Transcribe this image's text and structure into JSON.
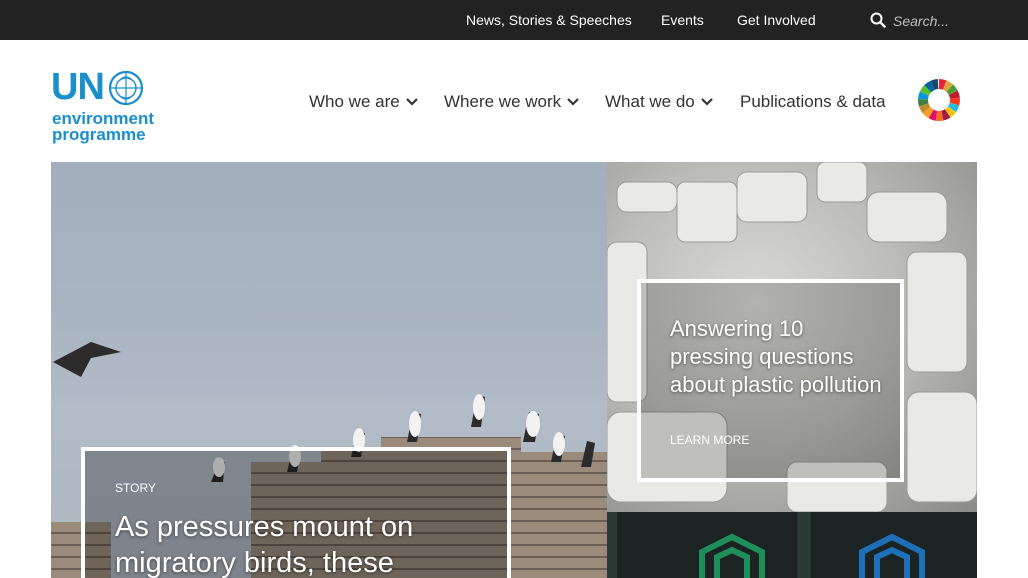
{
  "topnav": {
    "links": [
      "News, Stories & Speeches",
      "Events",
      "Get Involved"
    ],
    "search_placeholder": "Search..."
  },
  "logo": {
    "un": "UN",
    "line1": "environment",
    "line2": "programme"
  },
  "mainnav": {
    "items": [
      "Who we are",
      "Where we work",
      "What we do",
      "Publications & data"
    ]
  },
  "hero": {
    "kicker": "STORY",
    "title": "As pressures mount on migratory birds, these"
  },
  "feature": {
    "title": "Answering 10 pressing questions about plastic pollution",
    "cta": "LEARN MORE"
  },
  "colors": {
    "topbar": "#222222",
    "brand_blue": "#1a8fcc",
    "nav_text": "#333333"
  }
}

====================

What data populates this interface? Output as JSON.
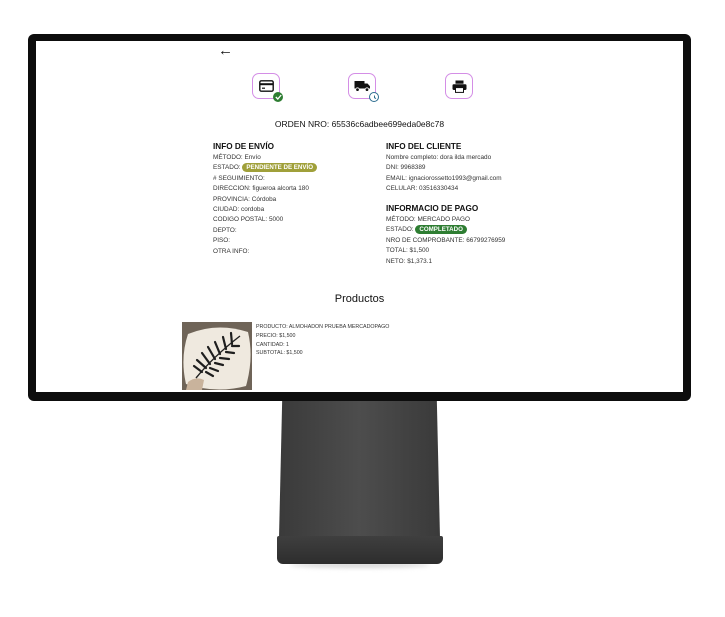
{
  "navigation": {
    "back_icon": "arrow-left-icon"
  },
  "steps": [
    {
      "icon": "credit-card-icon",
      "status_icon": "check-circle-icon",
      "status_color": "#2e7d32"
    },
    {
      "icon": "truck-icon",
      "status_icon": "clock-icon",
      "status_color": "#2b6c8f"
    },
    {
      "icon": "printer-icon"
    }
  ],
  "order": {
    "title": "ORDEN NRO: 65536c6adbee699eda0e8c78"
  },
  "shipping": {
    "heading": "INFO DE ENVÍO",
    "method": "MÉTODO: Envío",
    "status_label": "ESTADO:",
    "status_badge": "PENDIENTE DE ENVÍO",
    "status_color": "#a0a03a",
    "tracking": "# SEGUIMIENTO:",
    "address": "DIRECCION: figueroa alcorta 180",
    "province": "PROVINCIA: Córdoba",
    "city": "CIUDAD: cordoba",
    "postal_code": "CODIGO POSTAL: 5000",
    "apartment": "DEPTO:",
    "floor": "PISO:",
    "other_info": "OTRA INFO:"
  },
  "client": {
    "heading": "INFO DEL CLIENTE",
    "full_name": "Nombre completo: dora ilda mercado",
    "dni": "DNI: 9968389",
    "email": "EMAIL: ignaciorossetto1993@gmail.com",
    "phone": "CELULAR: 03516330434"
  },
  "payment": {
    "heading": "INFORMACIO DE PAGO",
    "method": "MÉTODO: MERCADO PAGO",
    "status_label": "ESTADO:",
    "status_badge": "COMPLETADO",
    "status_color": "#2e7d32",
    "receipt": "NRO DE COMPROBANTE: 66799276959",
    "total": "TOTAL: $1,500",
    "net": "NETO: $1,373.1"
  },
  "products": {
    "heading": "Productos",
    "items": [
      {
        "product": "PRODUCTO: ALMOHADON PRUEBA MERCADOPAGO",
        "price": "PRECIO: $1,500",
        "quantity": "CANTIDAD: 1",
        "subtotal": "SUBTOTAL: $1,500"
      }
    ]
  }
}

====================

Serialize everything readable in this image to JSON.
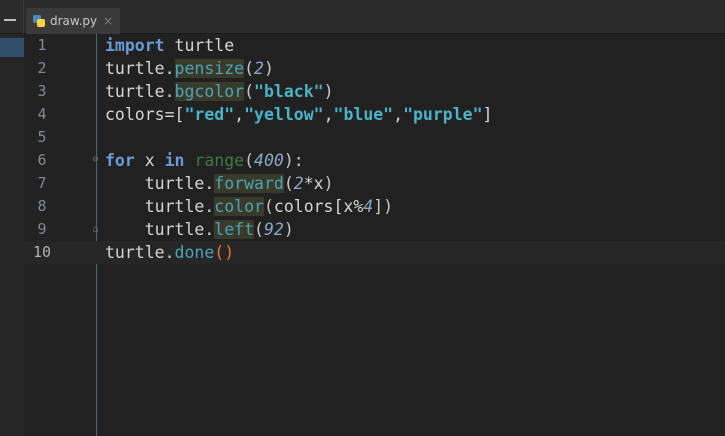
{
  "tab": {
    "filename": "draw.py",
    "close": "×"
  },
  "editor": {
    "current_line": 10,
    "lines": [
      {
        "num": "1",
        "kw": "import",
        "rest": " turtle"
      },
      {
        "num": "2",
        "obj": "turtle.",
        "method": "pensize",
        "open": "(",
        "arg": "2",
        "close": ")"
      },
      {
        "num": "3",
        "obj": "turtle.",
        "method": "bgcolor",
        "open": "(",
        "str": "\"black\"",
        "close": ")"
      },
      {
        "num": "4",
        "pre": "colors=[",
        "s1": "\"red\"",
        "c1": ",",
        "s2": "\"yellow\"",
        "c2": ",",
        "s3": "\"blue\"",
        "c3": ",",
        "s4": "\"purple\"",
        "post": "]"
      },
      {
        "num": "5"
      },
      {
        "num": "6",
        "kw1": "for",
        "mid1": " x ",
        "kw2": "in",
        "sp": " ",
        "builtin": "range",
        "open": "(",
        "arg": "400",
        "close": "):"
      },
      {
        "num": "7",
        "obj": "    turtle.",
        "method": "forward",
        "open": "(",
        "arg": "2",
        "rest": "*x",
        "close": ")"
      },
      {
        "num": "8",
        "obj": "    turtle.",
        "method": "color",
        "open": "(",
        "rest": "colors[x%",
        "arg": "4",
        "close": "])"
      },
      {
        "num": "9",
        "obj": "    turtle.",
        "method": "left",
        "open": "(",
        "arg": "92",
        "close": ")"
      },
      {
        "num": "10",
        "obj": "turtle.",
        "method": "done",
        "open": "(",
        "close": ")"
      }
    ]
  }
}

====================

(Work instructions) Which lines hold the word "data"? Show each one.

(Exercise response)
      "Publications & data"
What data populates this interface? Output as JSON.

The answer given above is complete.